[Start]

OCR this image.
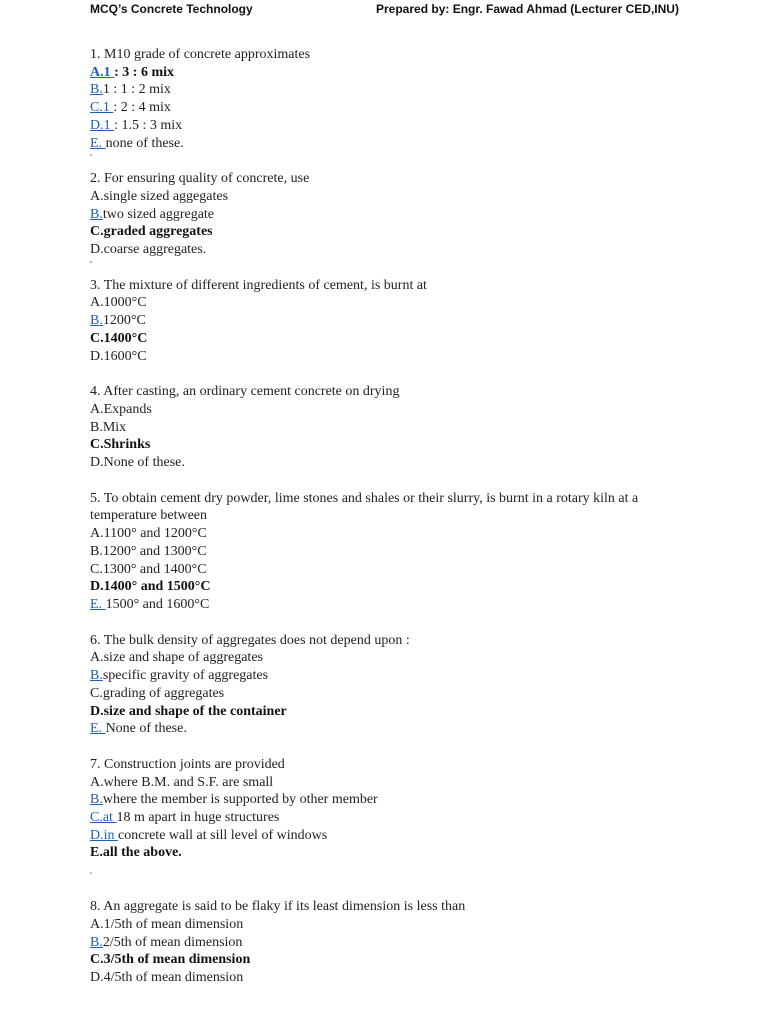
MCQ’s Concrete Technology	Prepared by: Engr. Fawad Ahmad (Lecturer CED,INU)
1. M10 grade of concrete approximates
A.1 : 3 : 6 mix
B.1 : 1 : 2 mix
C.1 : 2 : 4 mix
D.1 : 1.5 : 3 mix
E. none of these.
2. For ensuring quality of concrete, use
A.single sized aggegates
B.two sized aggregate
C.graded aggregates
D.coarse aggregates.
3. The mixture of different ingredients of cement, is burnt at
A.1000°C
B.1200°C
C.1400°C
D.1600°C
4. After casting, an ordinary cement concrete on drying
A.Expands
B.Mix
C.Shrinks
D.None of these.
5. To obtain cement dry powder, lime stones and shales or their slurry, is burnt in a rotary kiln at a temperature between
A.1100° and 1200°C
B.1200° and 1300°C
C.1300° and 1400°C
D.1400° and 1500°C
E. 1500° and 1600°C
6. The bulk density of aggregates does not depend upon :
A.size and shape of aggregates
B.specific gravity of aggregates
C.grading of aggregates
D.size and shape of the container
E. None of these.
7. Construction joints are provided
A.where B.M. and S.F. are small
B.where the member is supported by other member
C.at 18 m apart in huge structures
D.in concrete wall at sill level of windows
E.all the above.
8. An aggregate is said to be flaky if its least dimension is less than
A.1/5th of mean dimension
B.2/5th of mean dimension
C.3/5th of mean dimension
D.4/5th of mean dimension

[End]

→ **Task prompt**: Where a line contains the string "sized", extract that line.

→ **In response**:
A.single sized aggegates
B.two sized aggregate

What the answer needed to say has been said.